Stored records
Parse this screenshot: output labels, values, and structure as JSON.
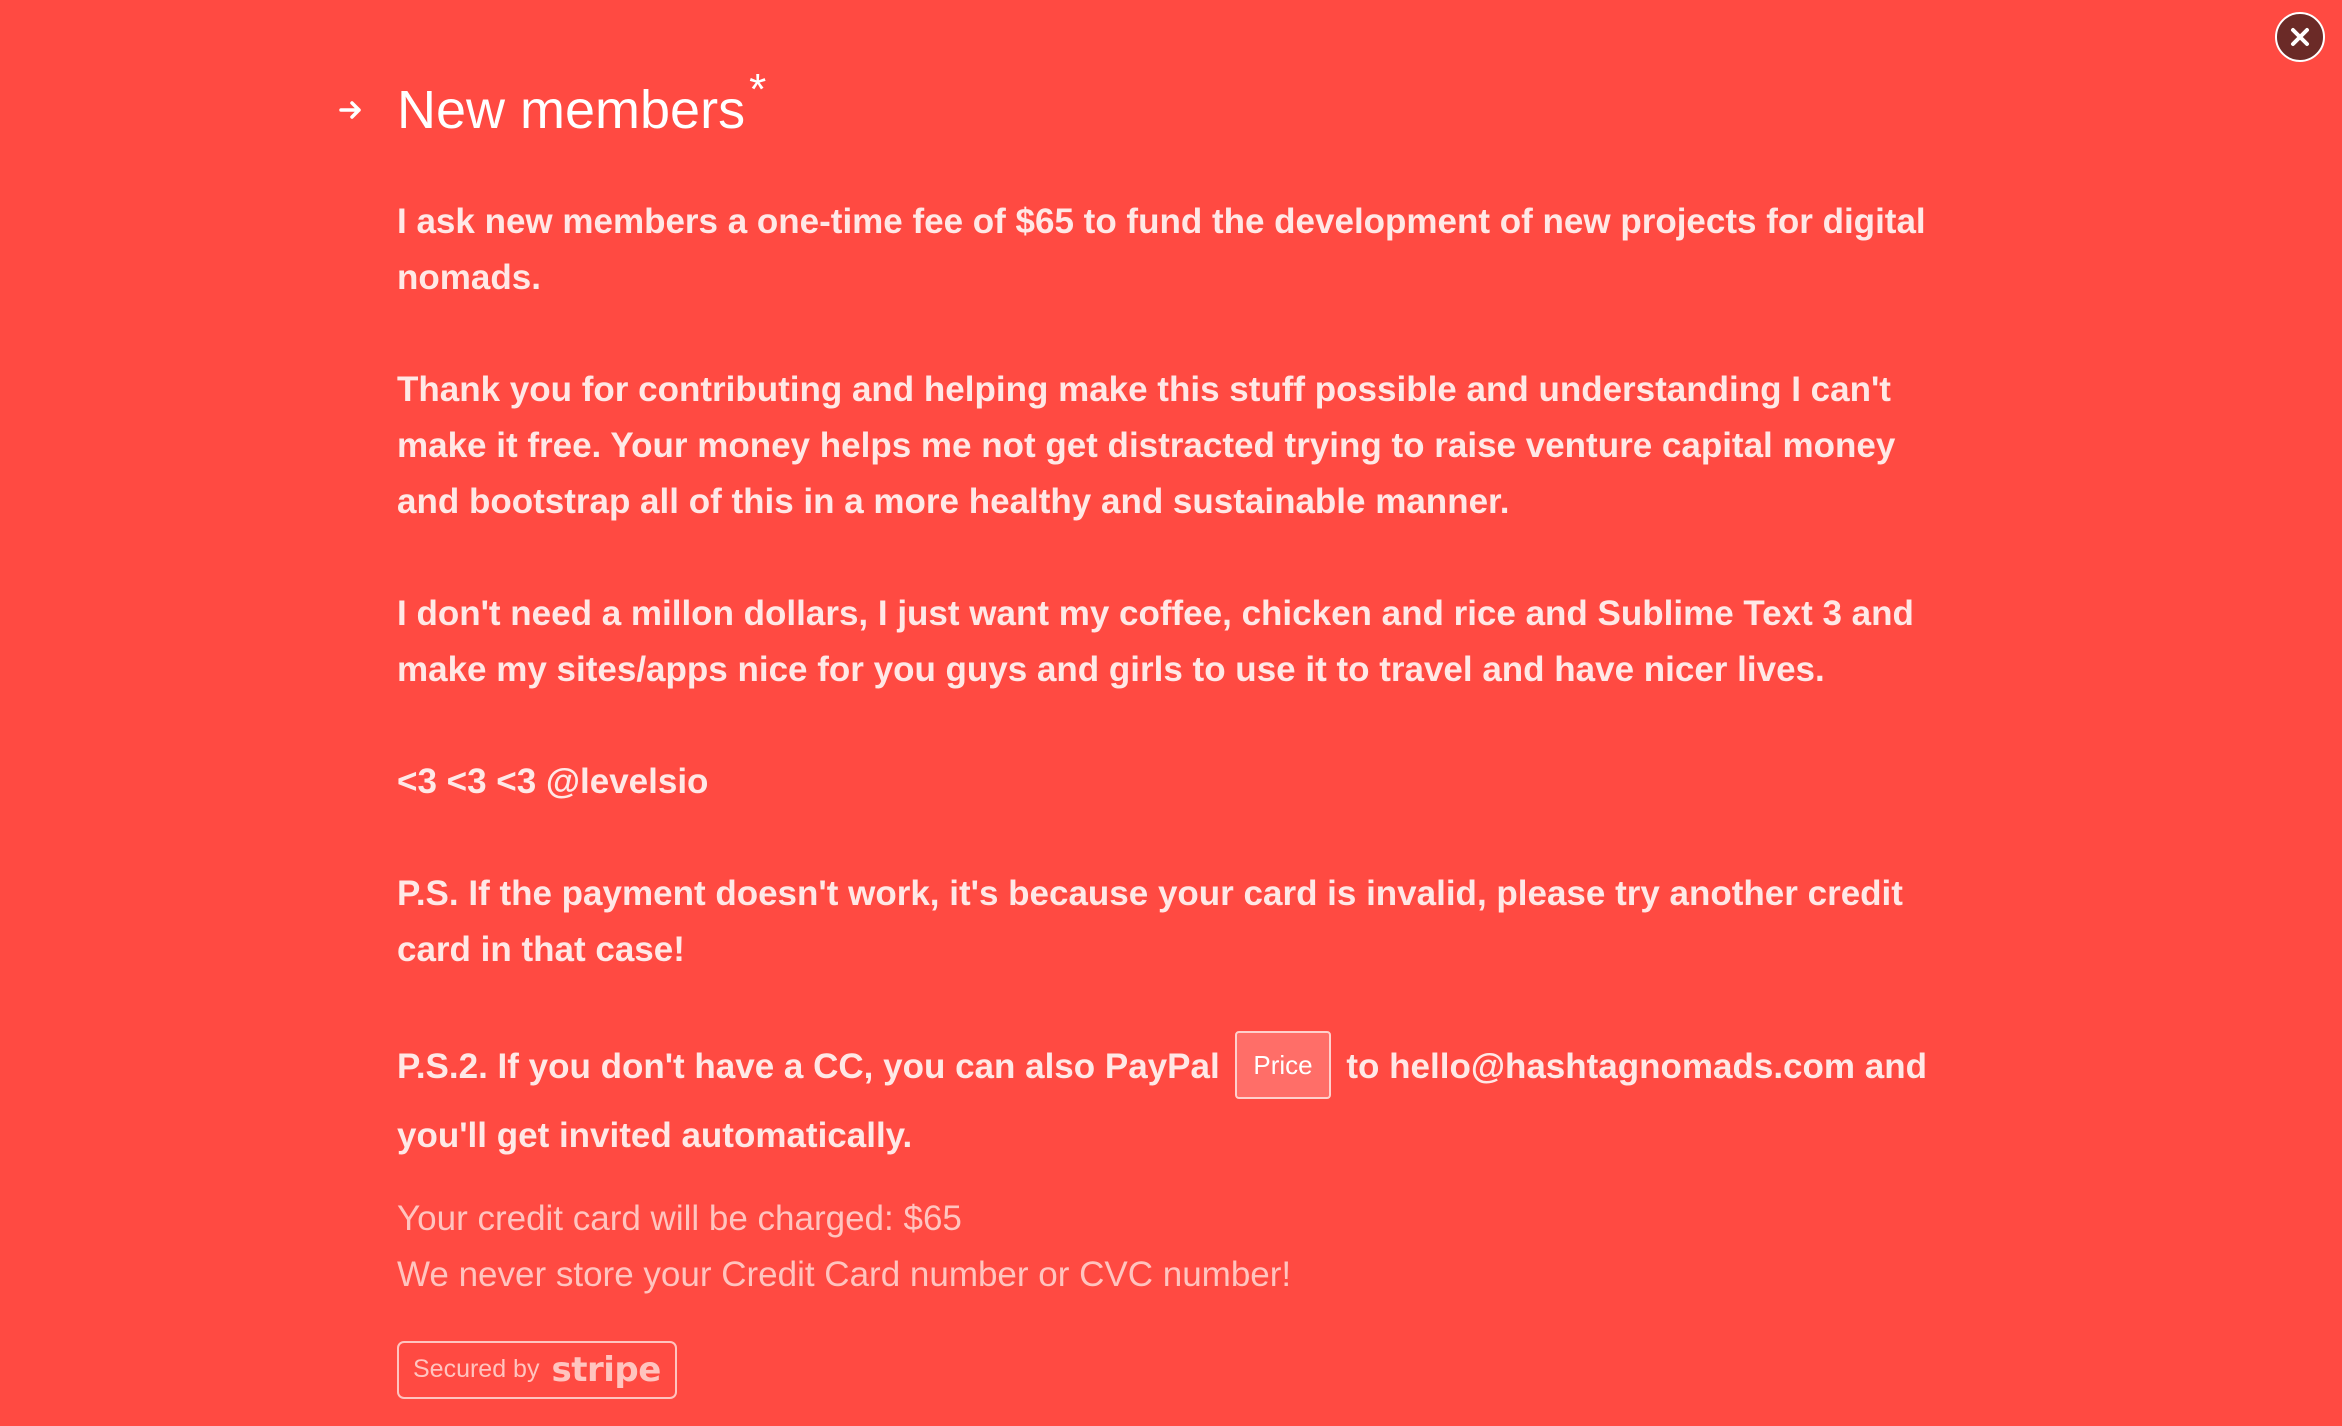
{
  "close": {
    "icon": "close-icon",
    "background": "#6b2a27"
  },
  "section": {
    "arrow_icon": "arrow-right-icon",
    "title": "New members",
    "title_suffix": "*"
  },
  "paragraphs": [
    "I ask new members a one-time fee of $65 to fund the development of new projects for digital nomads.",
    "Thank you for contributing and helping make this stuff possible and understanding I can't make it free. Your money helps me not get distracted trying to raise venture capital money and bootstrap all of this in a more healthy and sustainable manner.",
    "I don't need a millon dollars, I just want my coffee, chicken and rice and Sublime Text 3 and make my sites/apps nice for you guys and girls to use it to travel and have nicer lives.",
    "<3 <3 <3 @levelsio",
    "P.S. If the payment doesn't work, it's because your card is invalid, please try another credit card in that case!"
  ],
  "paypal_note": {
    "before": "P.S.2. If you don't have a CC, you can also PayPal",
    "price_button": "Price",
    "after": "to hello@hashtagnomads.com and you'll get invited automatically."
  },
  "charge_note": "Your credit card will be charged: $65",
  "storage_note": "We never store your Credit Card number or CVC number!",
  "stripe_badge": {
    "prefix": "Secured by",
    "brand": "stripe"
  },
  "colors": {
    "background": "#ff4a42",
    "text": "#ffffff",
    "muted_text": "#ffc4bf"
  }
}
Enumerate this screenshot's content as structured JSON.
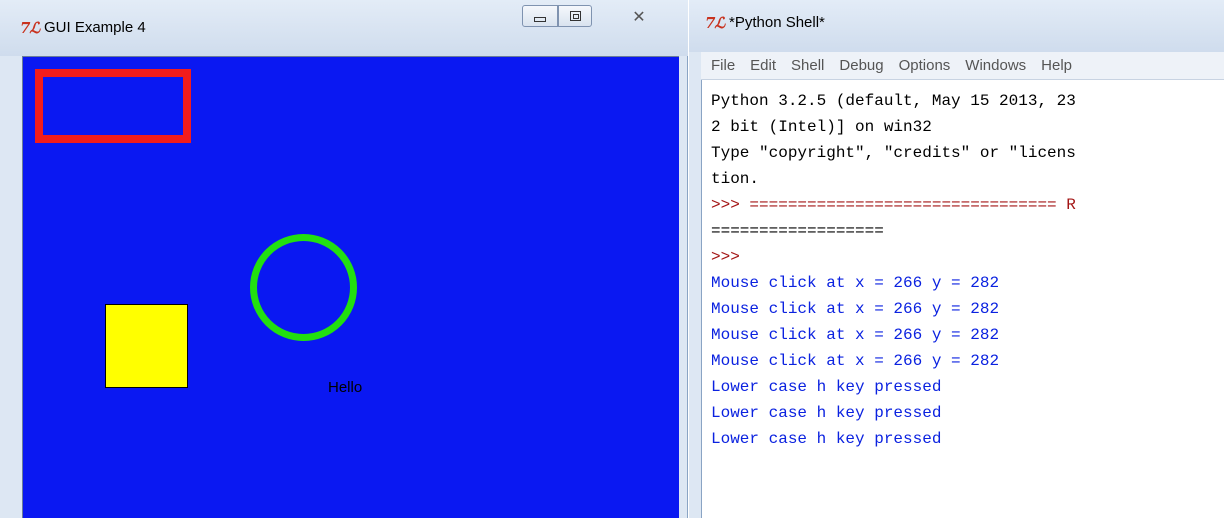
{
  "left_window": {
    "title": "GUI Example 4",
    "tk_icon": "7ℒ",
    "controls": {
      "minimize_icon": "minimize-icon",
      "maximize_icon": "maximize-icon",
      "close_glyph": "✕"
    },
    "canvas": {
      "background": "#0a18f2",
      "shapes": {
        "red_rectangle_color": "#f21c1c",
        "green_circle_color": "#22e010",
        "yellow_square_color": "#ffff00"
      },
      "label_text": "Hello"
    }
  },
  "right_window": {
    "title": "*Python Shell*",
    "tk_icon": "7ℒ",
    "menu": [
      "File",
      "Edit",
      "Shell",
      "Debug",
      "Options",
      "Windows",
      "Help"
    ],
    "shell_lines": [
      {
        "kind": "out",
        "text": "Python 3.2.5 (default, May 15 2013, 23"
      },
      {
        "kind": "out",
        "text": "2 bit (Intel)] on win32"
      },
      {
        "kind": "out",
        "text": "Type \"copyright\", \"credits\" or \"licens"
      },
      {
        "kind": "out",
        "text": "tion."
      },
      {
        "kind": "prompt",
        "text": ">>> ================================ R"
      },
      {
        "kind": "out",
        "text": "=================="
      },
      {
        "kind": "prompt",
        "text": ">>>"
      },
      {
        "kind": "stdout",
        "text": "Mouse click at x = 266 y = 282"
      },
      {
        "kind": "stdout",
        "text": "Mouse click at x = 266 y = 282"
      },
      {
        "kind": "stdout",
        "text": "Mouse click at x = 266 y = 282"
      },
      {
        "kind": "stdout",
        "text": "Mouse click at x = 266 y = 282"
      },
      {
        "kind": "stdout",
        "text": "Lower case h key pressed"
      },
      {
        "kind": "stdout",
        "text": "Lower case h key pressed"
      },
      {
        "kind": "stdout",
        "text": "Lower case h key pressed"
      }
    ]
  }
}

TASK -> From the records above, how many lines include the word "JSON"? Only the number is wanted.

EXERCISE RESPONSE -> 2